___ DATA PROVIDED ___

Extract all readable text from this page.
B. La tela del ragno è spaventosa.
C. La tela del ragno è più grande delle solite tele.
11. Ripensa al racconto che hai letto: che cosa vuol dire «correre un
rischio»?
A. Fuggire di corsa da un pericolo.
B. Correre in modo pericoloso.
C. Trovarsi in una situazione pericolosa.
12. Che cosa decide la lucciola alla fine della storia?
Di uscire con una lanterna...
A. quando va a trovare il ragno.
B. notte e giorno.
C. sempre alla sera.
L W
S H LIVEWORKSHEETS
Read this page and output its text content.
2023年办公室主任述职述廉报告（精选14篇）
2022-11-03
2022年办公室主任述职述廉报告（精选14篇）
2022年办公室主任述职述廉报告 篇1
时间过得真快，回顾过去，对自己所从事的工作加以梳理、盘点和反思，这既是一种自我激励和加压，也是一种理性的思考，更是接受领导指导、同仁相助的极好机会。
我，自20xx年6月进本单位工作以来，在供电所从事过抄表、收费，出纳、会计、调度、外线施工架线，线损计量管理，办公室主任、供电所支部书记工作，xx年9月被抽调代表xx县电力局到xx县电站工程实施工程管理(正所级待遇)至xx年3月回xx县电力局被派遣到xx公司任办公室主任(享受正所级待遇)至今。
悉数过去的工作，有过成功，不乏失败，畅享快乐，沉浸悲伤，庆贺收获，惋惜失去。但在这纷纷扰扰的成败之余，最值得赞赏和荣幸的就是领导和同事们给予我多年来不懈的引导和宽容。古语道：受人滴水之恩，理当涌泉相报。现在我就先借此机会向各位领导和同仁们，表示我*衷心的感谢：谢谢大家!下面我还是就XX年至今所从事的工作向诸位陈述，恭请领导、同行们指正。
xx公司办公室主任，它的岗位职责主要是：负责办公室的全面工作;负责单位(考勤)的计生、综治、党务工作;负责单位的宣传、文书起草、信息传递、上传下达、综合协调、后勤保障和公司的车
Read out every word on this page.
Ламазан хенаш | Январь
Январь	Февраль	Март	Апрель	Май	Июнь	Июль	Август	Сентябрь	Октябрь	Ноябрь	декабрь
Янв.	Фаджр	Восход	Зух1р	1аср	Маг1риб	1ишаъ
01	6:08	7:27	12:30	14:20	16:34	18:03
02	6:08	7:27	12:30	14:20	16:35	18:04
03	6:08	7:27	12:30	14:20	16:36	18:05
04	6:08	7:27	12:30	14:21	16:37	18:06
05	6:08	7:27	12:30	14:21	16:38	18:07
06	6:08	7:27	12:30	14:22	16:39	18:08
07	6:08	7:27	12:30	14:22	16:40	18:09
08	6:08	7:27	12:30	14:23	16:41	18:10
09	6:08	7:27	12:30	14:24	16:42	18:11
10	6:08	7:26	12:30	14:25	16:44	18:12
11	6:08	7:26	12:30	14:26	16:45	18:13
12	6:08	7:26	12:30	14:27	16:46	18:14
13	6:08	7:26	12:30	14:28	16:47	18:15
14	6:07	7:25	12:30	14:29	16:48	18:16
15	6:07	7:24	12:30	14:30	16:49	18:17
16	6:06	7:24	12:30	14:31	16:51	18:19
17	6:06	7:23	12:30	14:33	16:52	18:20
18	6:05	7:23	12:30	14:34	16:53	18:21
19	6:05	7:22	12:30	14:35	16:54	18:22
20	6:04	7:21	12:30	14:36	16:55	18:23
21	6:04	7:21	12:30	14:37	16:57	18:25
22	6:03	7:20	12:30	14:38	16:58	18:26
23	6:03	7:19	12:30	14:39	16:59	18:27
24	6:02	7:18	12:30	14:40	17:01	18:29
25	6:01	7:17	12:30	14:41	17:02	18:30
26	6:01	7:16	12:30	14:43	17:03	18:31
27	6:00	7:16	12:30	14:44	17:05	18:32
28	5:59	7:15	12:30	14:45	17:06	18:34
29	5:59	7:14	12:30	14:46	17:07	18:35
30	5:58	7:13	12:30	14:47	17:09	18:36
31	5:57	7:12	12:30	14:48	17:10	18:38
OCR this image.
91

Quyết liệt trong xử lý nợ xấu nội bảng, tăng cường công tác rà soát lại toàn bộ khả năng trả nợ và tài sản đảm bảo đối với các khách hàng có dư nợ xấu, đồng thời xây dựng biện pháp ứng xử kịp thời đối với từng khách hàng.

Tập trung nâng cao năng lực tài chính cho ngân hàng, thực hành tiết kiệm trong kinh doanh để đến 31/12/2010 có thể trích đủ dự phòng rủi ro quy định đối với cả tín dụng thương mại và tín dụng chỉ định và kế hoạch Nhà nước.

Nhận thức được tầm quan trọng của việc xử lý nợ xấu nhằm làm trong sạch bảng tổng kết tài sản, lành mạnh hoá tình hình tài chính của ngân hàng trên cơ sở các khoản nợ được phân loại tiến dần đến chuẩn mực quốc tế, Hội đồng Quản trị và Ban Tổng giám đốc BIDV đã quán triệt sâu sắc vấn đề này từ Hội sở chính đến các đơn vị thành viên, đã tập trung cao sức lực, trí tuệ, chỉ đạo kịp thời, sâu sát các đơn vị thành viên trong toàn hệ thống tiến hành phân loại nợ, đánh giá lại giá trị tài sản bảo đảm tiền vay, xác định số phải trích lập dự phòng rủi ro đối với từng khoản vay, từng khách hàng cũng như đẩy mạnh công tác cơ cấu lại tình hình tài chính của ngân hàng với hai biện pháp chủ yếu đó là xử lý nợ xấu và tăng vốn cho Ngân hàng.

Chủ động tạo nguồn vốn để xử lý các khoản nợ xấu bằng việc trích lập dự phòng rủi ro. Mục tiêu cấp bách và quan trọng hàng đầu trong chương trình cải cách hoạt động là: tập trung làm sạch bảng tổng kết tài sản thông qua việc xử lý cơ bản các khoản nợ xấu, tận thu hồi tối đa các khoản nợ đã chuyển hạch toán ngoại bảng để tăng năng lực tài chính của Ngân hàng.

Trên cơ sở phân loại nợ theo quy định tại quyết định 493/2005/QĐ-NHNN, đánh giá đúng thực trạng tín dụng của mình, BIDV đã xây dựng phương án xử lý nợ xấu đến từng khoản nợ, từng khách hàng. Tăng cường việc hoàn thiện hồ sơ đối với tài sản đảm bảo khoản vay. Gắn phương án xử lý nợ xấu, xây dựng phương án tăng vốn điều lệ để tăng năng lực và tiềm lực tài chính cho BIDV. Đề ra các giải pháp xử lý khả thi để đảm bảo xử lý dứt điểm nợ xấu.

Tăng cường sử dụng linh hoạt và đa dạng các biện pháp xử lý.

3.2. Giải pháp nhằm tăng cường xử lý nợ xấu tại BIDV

___

*WHAT IS NEEDED:*
Pick out each line containing "this" and report it.

*WRITTEN RESPONSE:*
Extract all readable text from this page.
Read this page and output its text content.
Read out every word on this page.
OCR this image.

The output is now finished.